▶ _STATED PROBLEM_:
Reproduce the records below in full and without edits, omitting images.

▶ _SUPPLIED DATA_:
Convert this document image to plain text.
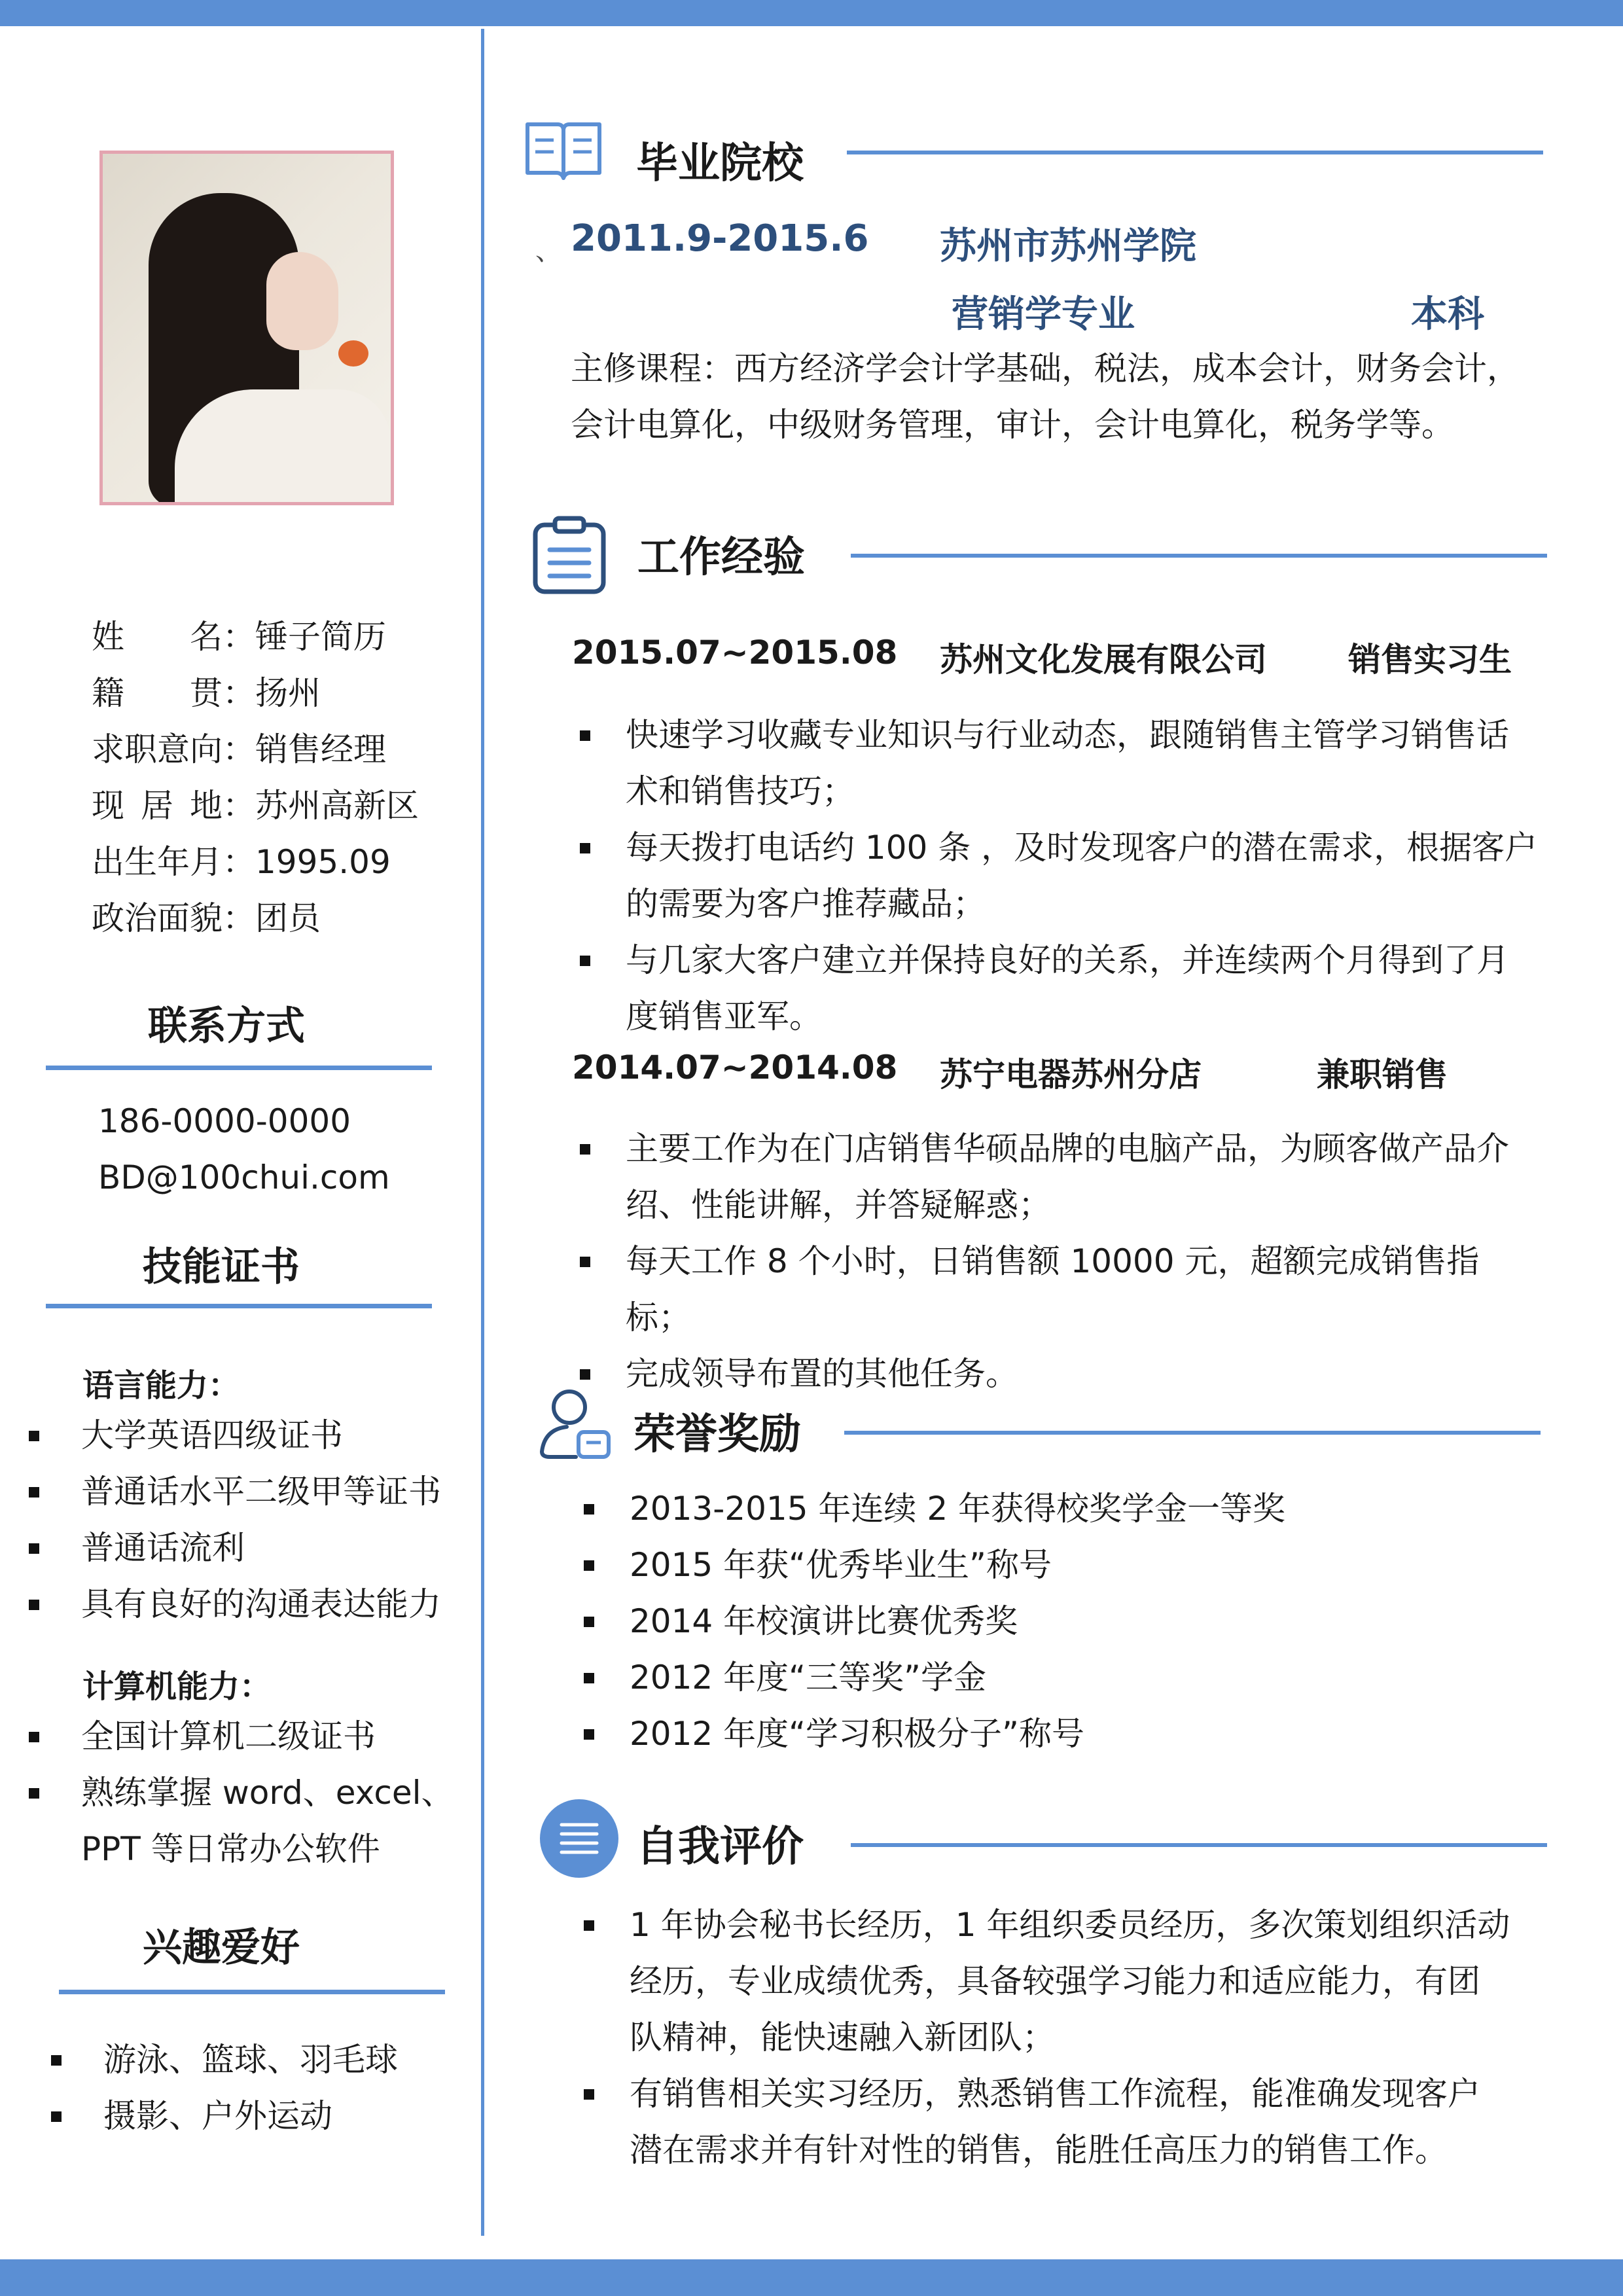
姓 名： 锤子简历
籍 贯： 扬州
求职意向： 销售经理
现 居 地： 苏州高新区
出生年月： 1995.09
政治面貌： 团员
联系方式
186-0000-0000
BD@100chui.com
技能证书
语言能力：
大学英语四级证书
普通话水平二级甲等证书
普通话流利
具有良好的沟通表达能力
计算机能力：
全国计算机二级证书
熟练掌握 word、excel、
PPT 等日常办公软件
兴趣爱好
游泳、篮球、羽毛球
摄影、户外运动
毕业院校
、 2011.9-2015.6 苏州市苏州学院
营销学专业	本科
主修课程：西方经济学会计学基础，税法，成本会计，财务会计，
会计电算化，中级财务管理，审计，会计电算化，税务学等。
工作经验
2015.07~2015.08 苏州文化发展有限公司 销售实习生
快速学习收藏专业知识与行业动态，跟随销售主管学习销售话
术和销售技巧；
每天拨打电话约 100 条 ，及时发现客户的潜在需求，根据客户
的需要为客户推荐藏品；
与几家大客户建立并保持良好的关系，并连续两个月得到了月
度销售亚军。
2014.07~2014.08 苏宁电器苏州分店	兼职销售
主要工作为在门店销售华硕品牌的电脑产品，为顾客做产品介
绍、性能讲解，并答疑解惑；
每天工作 8 个小时，日销售额 10000 元，超额完成销售指标；
完成领导布置的其他任务。
荣誉奖励
2013-2015 年连续 2 年获得校奖学金一等奖
2015 年获“优秀毕业生”称号
2014 年校演讲比赛优秀奖
2012 年度“三等奖”学金
2012 年度“学习积极分子”称号
自我评价
1 年协会秘书长经历，1 年组织委员经历，多次策划组织活动
经历，专业成绩优秀，具备较强学习能力和适应能力，有团
队精神，能快速融入新团队；
有销售相关实习经历，熟悉销售工作流程，能准确发现客户
潜在需求并有针对性的销售，能胜任高压力的销售工作。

▶ _RESPONSE_:
Convert this document image to plain text.
姓 名： 锤子简历
籍 贯： 扬州
求职意向： 销售经理
现 居 地： 苏州高新区
出生年月： 1995.09
政治面貌： 团员
联系方式
186-0000-0000
BD@100chui.com
技能证书
语言能力：
大学英语四级证书
普通话水平二级甲等证书
普通话流利
具有良好的沟通表达能力
计算机能力：
全国计算机二级证书
熟练掌握 word、excel、
PPT 等日常办公软件
兴趣爱好
游泳、篮球、羽毛球
摄影、户外运动
毕业院校
、 2011.9-2015.6 苏州市苏州学院
营销学专业	本科
主修课程：西方经济学会计学基础，税法，成本会计，财务会计，
会计电算化，中级财务管理，审计，会计电算化，税务学等。
工作经验
2015.07~2015.08 苏州文化发展有限公司 销售实习生
快速学习收藏专业知识与行业动态，跟随销售主管学习销售话
术和销售技巧；
每天拨打电话约 100 条 ，及时发现客户的潜在需求，根据客户
的需要为客户推荐藏品；
与几家大客户建立并保持良好的关系，并连续两个月得到了月
度销售亚军。
2014.07~2014.08 苏宁电器苏州分店	兼职销售
主要工作为在门店销售华硕品牌的电脑产品，为顾客做产品介
绍、性能讲解，并答疑解惑；
每天工作 8 个小时，日销售额 10000 元，超额完成销售指标；
完成领导布置的其他任务。
荣誉奖励
2013-2015 年连续 2 年获得校奖学金一等奖
2015 年获“优秀毕业生”称号
2014 年校演讲比赛优秀奖
2012 年度“三等奖”学金
2012 年度“学习积极分子”称号
自我评价
1 年协会秘书长经历，1 年组织委员经历，多次策划组织活动
经历，专业成绩优秀，具备较强学习能力和适应能力，有团
队精神，能快速融入新团队；
有销售相关实习经历，熟悉销售工作流程，能准确发现客户
潜在需求并有针对性的销售，能胜任高压力的销售工作。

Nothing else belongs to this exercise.